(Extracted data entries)
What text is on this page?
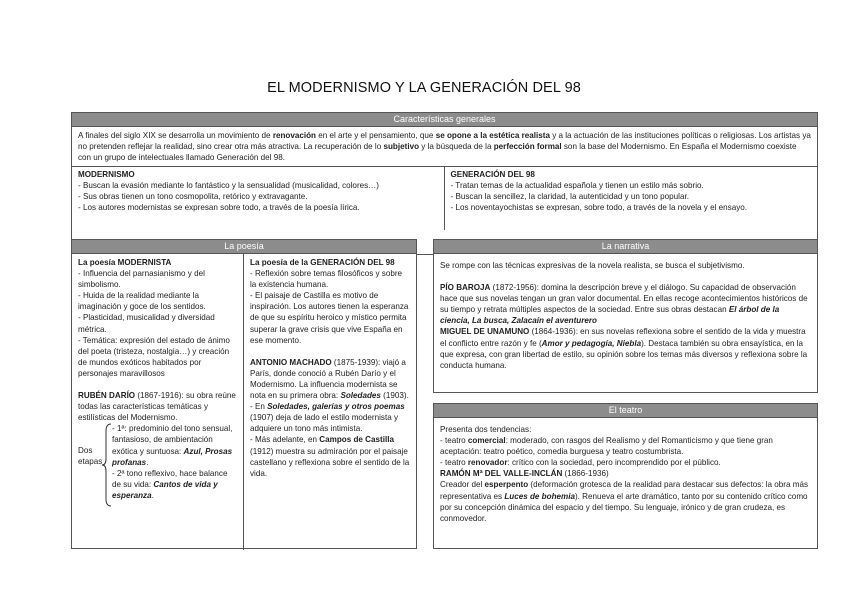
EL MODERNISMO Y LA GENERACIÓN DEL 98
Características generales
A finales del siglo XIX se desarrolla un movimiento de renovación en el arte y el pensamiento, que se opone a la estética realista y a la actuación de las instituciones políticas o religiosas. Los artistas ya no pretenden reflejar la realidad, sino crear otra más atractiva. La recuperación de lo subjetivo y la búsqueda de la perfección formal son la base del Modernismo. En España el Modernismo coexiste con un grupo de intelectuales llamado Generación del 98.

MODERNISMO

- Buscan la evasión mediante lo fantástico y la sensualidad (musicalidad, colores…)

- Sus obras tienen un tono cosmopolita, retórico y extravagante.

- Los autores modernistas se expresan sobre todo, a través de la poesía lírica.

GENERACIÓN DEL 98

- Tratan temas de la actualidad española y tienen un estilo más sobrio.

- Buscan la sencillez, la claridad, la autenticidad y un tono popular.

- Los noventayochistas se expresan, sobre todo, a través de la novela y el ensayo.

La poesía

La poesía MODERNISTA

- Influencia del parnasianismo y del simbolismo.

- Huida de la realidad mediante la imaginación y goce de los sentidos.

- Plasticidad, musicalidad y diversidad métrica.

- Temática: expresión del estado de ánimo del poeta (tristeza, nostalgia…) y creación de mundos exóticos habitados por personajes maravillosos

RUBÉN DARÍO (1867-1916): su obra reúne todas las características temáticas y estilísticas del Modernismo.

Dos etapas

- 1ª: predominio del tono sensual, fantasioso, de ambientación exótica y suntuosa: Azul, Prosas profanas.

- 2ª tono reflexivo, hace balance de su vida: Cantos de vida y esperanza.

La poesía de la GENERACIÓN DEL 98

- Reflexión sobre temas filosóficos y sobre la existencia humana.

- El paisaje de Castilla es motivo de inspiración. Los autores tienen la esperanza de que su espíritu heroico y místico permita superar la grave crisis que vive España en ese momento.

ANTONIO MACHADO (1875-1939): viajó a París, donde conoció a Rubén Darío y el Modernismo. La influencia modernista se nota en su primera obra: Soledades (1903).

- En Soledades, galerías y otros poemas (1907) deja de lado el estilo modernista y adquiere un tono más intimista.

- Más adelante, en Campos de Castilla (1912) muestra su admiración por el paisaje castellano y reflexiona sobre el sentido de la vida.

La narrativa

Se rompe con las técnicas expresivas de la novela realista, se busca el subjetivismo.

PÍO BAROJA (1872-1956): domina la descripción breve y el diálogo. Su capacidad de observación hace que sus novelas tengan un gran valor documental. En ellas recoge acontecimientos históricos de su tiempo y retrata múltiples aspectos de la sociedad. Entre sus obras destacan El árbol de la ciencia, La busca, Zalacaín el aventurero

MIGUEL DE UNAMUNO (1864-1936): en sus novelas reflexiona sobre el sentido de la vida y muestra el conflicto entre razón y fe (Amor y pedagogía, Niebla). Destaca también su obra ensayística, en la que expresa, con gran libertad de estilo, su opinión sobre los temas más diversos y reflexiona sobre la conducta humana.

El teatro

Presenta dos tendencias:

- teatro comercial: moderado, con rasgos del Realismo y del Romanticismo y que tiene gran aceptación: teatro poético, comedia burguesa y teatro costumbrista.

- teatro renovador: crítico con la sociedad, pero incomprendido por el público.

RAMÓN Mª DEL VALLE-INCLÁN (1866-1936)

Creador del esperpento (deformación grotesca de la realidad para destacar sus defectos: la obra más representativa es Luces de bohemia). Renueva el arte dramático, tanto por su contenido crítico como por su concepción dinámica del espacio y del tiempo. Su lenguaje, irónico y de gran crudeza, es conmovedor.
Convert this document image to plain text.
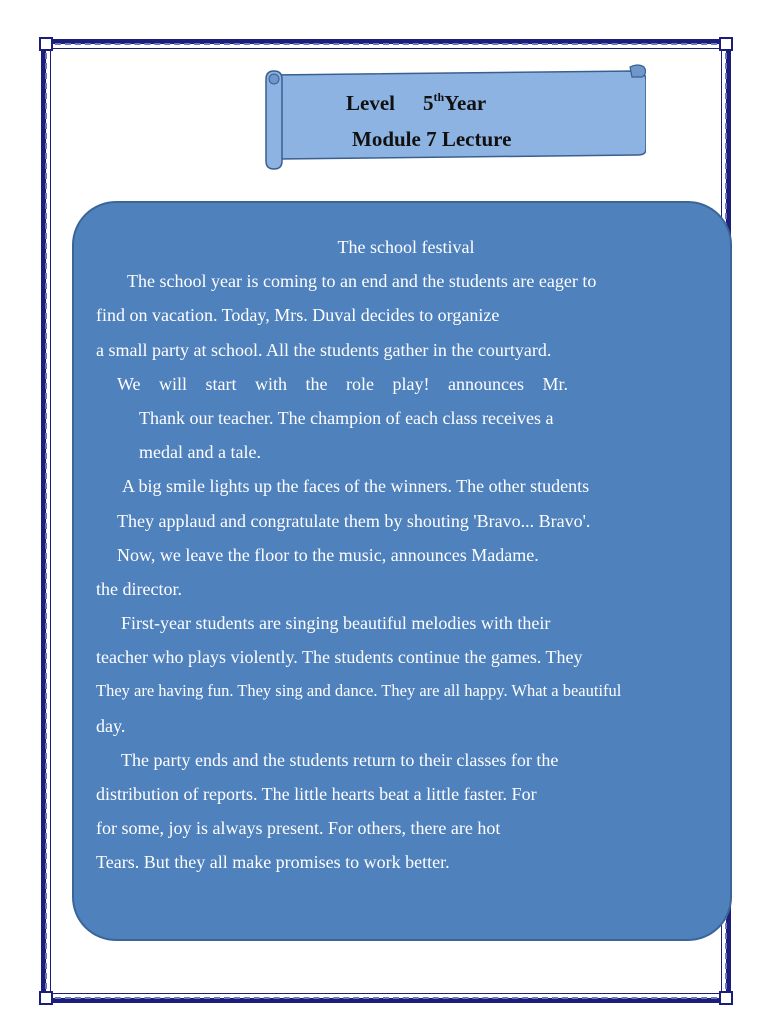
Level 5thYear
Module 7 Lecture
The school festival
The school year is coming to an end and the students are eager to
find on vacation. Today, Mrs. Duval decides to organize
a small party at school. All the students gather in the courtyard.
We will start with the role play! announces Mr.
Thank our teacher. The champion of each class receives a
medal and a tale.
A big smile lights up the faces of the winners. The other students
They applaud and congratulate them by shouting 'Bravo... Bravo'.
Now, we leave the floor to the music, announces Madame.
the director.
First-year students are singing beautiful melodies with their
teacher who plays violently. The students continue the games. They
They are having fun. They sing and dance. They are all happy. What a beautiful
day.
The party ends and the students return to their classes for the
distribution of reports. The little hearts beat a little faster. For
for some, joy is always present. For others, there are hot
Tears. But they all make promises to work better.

WHAT IS EXPECTED: Copy out exactly the lines from the one with "Convert this document image to plain text." through the end of the listing, both ends included, omitting any picture.

SOLUTION TO THE EXERCISE:
Convert this document image to plain text.
Level 5thYear
Module 7 Lecture
The school festival
The school year is coming to an end and the students are eager to
find on vacation. Today, Mrs. Duval decides to organize
a small party at school. All the students gather in the courtyard.
We will start with the role play! announces Mr.
Thank our teacher. The champion of each class receives a
medal and a tale.
A big smile lights up the faces of the winners. The other students
They applaud and congratulate them by shouting 'Bravo... Bravo'.
Now, we leave the floor to the music, announces Madame.
the director.
First-year students are singing beautiful melodies with their
teacher who plays violently. The students continue the games. They
They are having fun. They sing and dance. They are all happy. What a beautiful
day.
The party ends and the students return to their classes for the
distribution of reports. The little hearts beat a little faster. For
for some, joy is always present. For others, there are hot
Tears. But they all make promises to work better.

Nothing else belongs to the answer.